* _The request_
Please copy out the lines below, from the line containing "banner-brand-text: 更多内容尽在心语资料库 [286, 1220, 496, 1243]" through the line containing "pen-logo-icon [249, 1213, 283, 1247]", without any change.

Region annotation records
** START **

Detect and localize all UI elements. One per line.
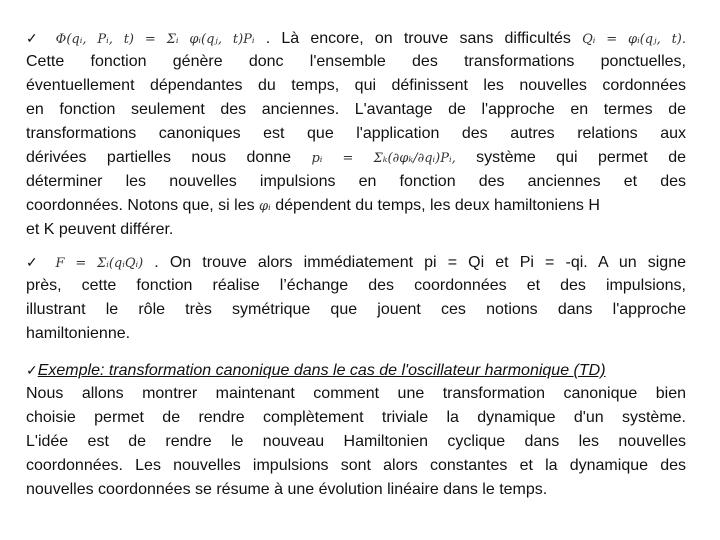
- line: près, cette fonction réalise l’échange des coordonnées et des impulsions,: [26, 277, 686, 294]
- line: transformations canoniques est que l'application des autres relations aux: [26, 125, 686, 142]
- document-body: [26, 26, 686, 502]
- checkmark-icon: ✓: [26, 30, 45, 46]
- line: coordonnées. Les nouvelles impulsions sont alors constantes et la dynamique des: [26, 457, 686, 474]
- formula-phi: φᵢ: [259, 199, 271, 214]
- line: [26, 194, 686, 218]
- formula-F: F = Σᵢ(qᵢQᵢ): [55, 256, 144, 271]
- example-heading: Exemple: transformation canonique dans le cas de l'oscillateur harmonique (TD): [37, 362, 606, 379]
- line: [26, 250, 686, 274]
- line: choisie permet de rendre complètement triviale la dynamique d'un système.: [26, 409, 686, 426]
- checkmark-icon: ✓: [26, 362, 38, 378]
- text: système qui permet de: [476, 149, 686, 166]
- formula-generating-function: Φ(qᵢ, Pᵢ, t) = Σᵢ φᵢ(qⱼ, t)Pᵢ: [55, 32, 255, 47]
- line: Cette fonction génère donc l'ensemble des transformations ponctuelles,: [26, 53, 686, 70]
- line: [26, 26, 686, 50]
- example-heading-line: [26, 358, 686, 382]
- formula-p: pᵢ = Σₖ(∂φₖ/∂qᵢ)Pᵢ,: [311, 151, 456, 166]
- line: L'idée est de rendre le nouveau Hamiltonien cyclique dans les nouvelles: [26, 433, 686, 450]
- line: hamiltonienne.: [26, 325, 131, 342]
- text: dérivées partielles nous donne: [26, 149, 292, 166]
- text: dépendent du temps, les deux hamiltoniens H: [275, 197, 600, 214]
- line: illustrant le rôle très symétrique que jouent ces notions dans l'approche: [26, 301, 686, 318]
- text: . Là encore, on trouve sans difficultés: [265, 30, 571, 47]
- line: en fonction seulement des anciennes. L'avantage de l'approche en termes de: [26, 101, 686, 118]
- line: déterminer les nouvelles impulsions en fonction des anciennes et des: [26, 173, 686, 190]
- text: . On trouve alors immédiatement pi = Qi et Pi = -qi. A un signe: [154, 254, 687, 271]
- formula-Q: Qᵢ = φᵢ(qⱼ, t).: [582, 32, 686, 47]
- line: et K peuvent différer.: [26, 221, 174, 238]
- text: coordonnées. Notons que, si les: [26, 197, 255, 214]
- line: nouvelles coordonnées se résume à une évolution linéaire dans le temps.: [26, 481, 548, 498]
- line: éventuellement dépendantes du temps, qui définissent les nouvelles cordonnées: [26, 77, 686, 94]
- checkmark-icon: ✓: [26, 254, 45, 270]
- line: [26, 146, 686, 170]
- line: Nous allons montrer maintenant comment une transformation canonique bien: [26, 385, 686, 402]
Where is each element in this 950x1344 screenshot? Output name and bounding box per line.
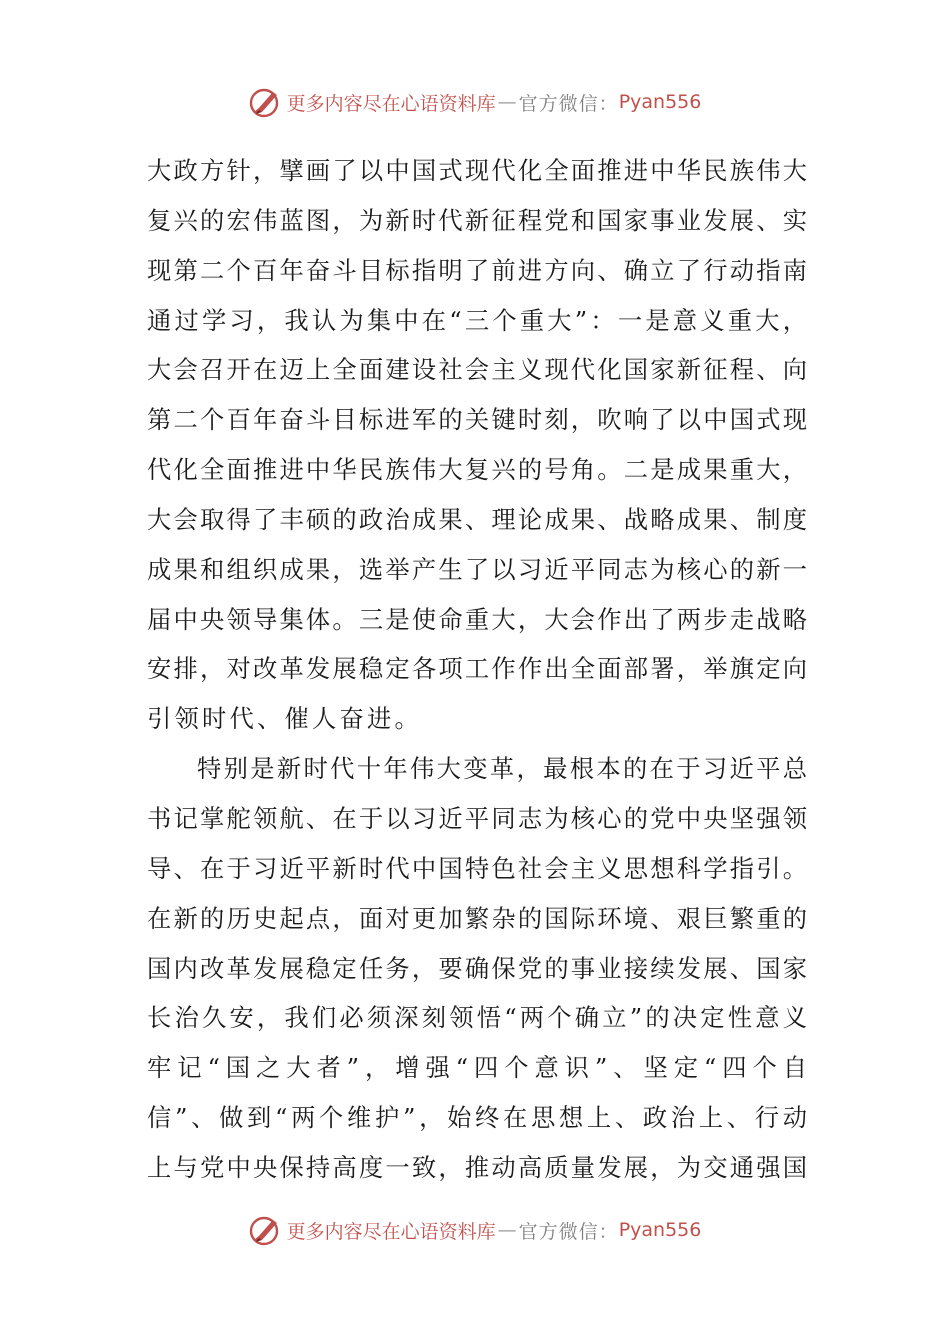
banner-brand-text: 更多内容尽在心语资料库 [286, 1220, 496, 1243]
body-line: 大会召开在迈上全面建设社会主义现代化国家新征程、向 [147, 355, 807, 385]
body-line: 大会取得了丰硕的政治成果、理论成果、战略成果、制度 [147, 504, 807, 534]
body-line: 书记掌舵领航、在于以习近平同志为核心的党中央坚强领 [147, 803, 807, 833]
footer-watermark-banner [0, 1210, 950, 1250]
banner-wechat-id: Pyan556 [618, 1219, 702, 1241]
header-watermark-banner [0, 82, 950, 122]
banner-dash: — [497, 91, 517, 113]
body-line: 安排，对改革发展稳定各项工作作出全面部署，举旗定向 [147, 654, 807, 684]
banner-official-label: 官方微信： [518, 92, 619, 115]
body-line: 长治久安，我们必须深刻领悟“两个确立”的决定性意义 [147, 1003, 807, 1033]
body-line: 届中央领导集体。三是使命重大，大会作出了两步走战略 [147, 604, 807, 634]
body-line: 复兴的宏伟蓝图，为新时代新征程党和国家事业发展、实 [147, 205, 807, 235]
body-line: 通过学习，我认为集中在“三个重大”：一是意义重大， [147, 305, 807, 335]
document-body [147, 146, 807, 1193]
body-line: 代化全面推进中华民族伟大复兴的号角。二是成果重大， [147, 455, 807, 485]
pen-logo-icon [249, 85, 283, 119]
paragraph-first-line: 特别是新时代十年伟大变革，最根本的在于习近平总 [197, 754, 807, 784]
body-line: 引领时代、催人奋进。 [147, 704, 422, 734]
banner-dash: — [497, 1219, 517, 1241]
body-line: 成果和组织成果，选举产生了以习近平同志为核心的新一 [147, 554, 807, 584]
body-line: 上与党中央保持高度一致，推动高质量发展，为交通强国 [147, 1152, 807, 1182]
pen-logo-icon [249, 1213, 283, 1247]
body-line: 在新的历史起点，面对更加繁杂的国际环境、艰巨繁重的 [147, 903, 807, 933]
body-line: 信”、做到“两个维护”，始终在思想上、政治上、行动 [147, 1103, 807, 1133]
banner-wechat-id: Pyan556 [618, 91, 702, 113]
body-line: 第二个百年奋斗目标进军的关键时刻，吹响了以中国式现 [147, 405, 807, 435]
banner-brand-text: 更多内容尽在心语资料库 [286, 92, 496, 115]
body-line: 导、在于习近平新时代中国特色社会主义思想科学指引。 [147, 853, 807, 883]
body-line: 大政方针，擘画了以中国式现代化全面推进中华民族伟大 [147, 156, 807, 185]
body-line: 牢记“国之大者”，增强“四个意识”、坚定“四个自 [147, 1053, 807, 1083]
banner-official-label: 官方微信： [518, 1220, 619, 1243]
body-line: 国内改革发展稳定任务，要确保党的事业接续发展、国家 [147, 953, 807, 983]
body-line: 现第二个百年奋斗目标指明了前进方向、确立了行动指南 [147, 255, 807, 285]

** END **

* _Full answer_
banner-brand-text: 更多内容尽在心语资料库 [286, 1220, 496, 1243]
body-line: 大会召开在迈上全面建设社会主义现代化国家新征程、向 [147, 355, 807, 385]
body-line: 大会取得了丰硕的政治成果、理论成果、战略成果、制度 [147, 504, 807, 534]
body-line: 书记掌舵领航、在于以习近平同志为核心的党中央坚强领 [147, 803, 807, 833]
footer-watermark-banner [0, 1210, 950, 1250]
banner-wechat-id: Pyan556 [618, 1219, 702, 1241]
header-watermark-banner [0, 82, 950, 122]
banner-dash: — [497, 91, 517, 113]
body-line: 安排，对改革发展稳定各项工作作出全面部署，举旗定向 [147, 654, 807, 684]
banner-official-label: 官方微信： [518, 92, 619, 115]
body-line: 长治久安，我们必须深刻领悟“两个确立”的决定性意义 [147, 1003, 807, 1033]
body-line: 届中央领导集体。三是使命重大，大会作出了两步走战略 [147, 604, 807, 634]
body-line: 复兴的宏伟蓝图，为新时代新征程党和国家事业发展、实 [147, 205, 807, 235]
body-line: 通过学习，我认为集中在“三个重大”：一是意义重大， [147, 305, 807, 335]
document-body [147, 146, 807, 1193]
body-line: 代化全面推进中华民族伟大复兴的号角。二是成果重大， [147, 455, 807, 485]
pen-logo-icon [249, 85, 283, 119]
paragraph-first-line: 特别是新时代十年伟大变革，最根本的在于习近平总 [197, 754, 807, 784]
body-line: 引领时代、催人奋进。 [147, 704, 422, 734]
banner-dash: — [497, 1219, 517, 1241]
body-line: 成果和组织成果，选举产生了以习近平同志为核心的新一 [147, 554, 807, 584]
body-line: 上与党中央保持高度一致，推动高质量发展，为交通强国 [147, 1152, 807, 1182]
pen-logo-icon [249, 1213, 283, 1247]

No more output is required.